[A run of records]

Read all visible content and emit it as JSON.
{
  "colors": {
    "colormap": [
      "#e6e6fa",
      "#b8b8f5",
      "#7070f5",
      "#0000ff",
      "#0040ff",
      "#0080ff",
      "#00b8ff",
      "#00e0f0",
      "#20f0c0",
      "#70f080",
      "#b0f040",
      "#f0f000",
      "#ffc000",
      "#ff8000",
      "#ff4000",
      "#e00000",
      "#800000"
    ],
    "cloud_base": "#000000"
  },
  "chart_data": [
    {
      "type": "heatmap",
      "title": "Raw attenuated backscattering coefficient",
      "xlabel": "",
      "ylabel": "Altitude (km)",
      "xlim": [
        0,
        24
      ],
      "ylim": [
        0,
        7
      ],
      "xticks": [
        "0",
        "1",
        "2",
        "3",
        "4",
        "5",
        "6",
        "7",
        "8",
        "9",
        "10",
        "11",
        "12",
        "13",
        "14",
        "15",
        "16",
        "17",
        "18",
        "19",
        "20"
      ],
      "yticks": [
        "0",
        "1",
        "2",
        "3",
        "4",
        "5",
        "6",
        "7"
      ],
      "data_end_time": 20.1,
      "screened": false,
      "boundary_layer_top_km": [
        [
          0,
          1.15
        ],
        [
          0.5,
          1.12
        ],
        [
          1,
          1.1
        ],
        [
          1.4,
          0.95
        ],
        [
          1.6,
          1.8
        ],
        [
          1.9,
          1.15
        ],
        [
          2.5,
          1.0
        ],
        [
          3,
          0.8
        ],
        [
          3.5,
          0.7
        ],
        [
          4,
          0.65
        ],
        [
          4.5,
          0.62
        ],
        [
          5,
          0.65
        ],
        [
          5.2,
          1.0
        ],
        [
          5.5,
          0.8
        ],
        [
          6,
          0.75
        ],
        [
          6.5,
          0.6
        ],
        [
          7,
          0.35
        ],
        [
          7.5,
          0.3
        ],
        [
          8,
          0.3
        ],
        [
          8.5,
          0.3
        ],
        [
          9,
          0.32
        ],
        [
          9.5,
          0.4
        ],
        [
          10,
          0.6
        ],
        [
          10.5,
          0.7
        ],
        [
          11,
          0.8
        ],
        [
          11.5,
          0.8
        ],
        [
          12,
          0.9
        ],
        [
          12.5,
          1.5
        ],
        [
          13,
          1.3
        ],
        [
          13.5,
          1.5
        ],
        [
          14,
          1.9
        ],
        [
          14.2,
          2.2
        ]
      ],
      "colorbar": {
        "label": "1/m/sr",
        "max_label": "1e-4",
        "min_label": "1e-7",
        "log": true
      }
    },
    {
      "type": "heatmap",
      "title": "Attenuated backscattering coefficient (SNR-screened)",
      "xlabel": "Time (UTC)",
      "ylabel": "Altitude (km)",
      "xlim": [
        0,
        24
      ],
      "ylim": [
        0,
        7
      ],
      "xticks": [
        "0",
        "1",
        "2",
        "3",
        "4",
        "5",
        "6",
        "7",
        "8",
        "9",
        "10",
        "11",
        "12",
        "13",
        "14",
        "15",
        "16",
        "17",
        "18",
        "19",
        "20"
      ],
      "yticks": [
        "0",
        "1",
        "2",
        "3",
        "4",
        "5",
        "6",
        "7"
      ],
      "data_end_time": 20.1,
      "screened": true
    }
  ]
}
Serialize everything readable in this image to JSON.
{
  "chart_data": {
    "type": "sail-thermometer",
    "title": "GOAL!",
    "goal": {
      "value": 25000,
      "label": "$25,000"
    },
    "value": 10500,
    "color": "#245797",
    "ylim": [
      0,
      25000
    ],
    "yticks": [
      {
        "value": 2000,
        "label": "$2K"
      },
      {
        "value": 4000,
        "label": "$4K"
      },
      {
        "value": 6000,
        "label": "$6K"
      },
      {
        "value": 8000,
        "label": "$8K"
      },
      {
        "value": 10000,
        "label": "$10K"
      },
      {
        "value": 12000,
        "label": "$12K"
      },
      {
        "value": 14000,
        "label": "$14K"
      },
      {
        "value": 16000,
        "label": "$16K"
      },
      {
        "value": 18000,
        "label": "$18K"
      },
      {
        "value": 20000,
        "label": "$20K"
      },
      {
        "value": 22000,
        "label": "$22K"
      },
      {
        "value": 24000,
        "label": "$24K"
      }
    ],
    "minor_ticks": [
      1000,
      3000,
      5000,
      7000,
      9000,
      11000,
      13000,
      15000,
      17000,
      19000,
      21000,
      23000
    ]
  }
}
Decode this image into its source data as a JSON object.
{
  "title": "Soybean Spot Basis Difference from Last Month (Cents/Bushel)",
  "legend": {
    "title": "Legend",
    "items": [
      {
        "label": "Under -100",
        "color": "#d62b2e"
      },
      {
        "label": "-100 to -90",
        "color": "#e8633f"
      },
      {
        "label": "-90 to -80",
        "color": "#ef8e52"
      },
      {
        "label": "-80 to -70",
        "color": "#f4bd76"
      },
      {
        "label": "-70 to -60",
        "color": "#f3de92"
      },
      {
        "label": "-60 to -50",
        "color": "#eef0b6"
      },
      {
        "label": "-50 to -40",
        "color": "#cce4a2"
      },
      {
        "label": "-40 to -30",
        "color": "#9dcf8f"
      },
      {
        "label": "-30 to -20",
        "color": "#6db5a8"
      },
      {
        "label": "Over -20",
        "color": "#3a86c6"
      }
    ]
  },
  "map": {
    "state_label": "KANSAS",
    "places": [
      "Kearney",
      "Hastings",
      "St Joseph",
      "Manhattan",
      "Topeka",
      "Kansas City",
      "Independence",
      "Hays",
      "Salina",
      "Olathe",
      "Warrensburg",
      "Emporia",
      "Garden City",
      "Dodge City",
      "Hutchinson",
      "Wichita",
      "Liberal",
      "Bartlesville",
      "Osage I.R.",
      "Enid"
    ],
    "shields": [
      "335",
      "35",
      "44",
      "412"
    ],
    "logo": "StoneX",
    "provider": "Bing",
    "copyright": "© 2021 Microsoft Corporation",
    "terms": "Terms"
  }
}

*To do*. Look through the records above and report how many lines hold the word "backscattering", giving only the number.

*Final result*. 2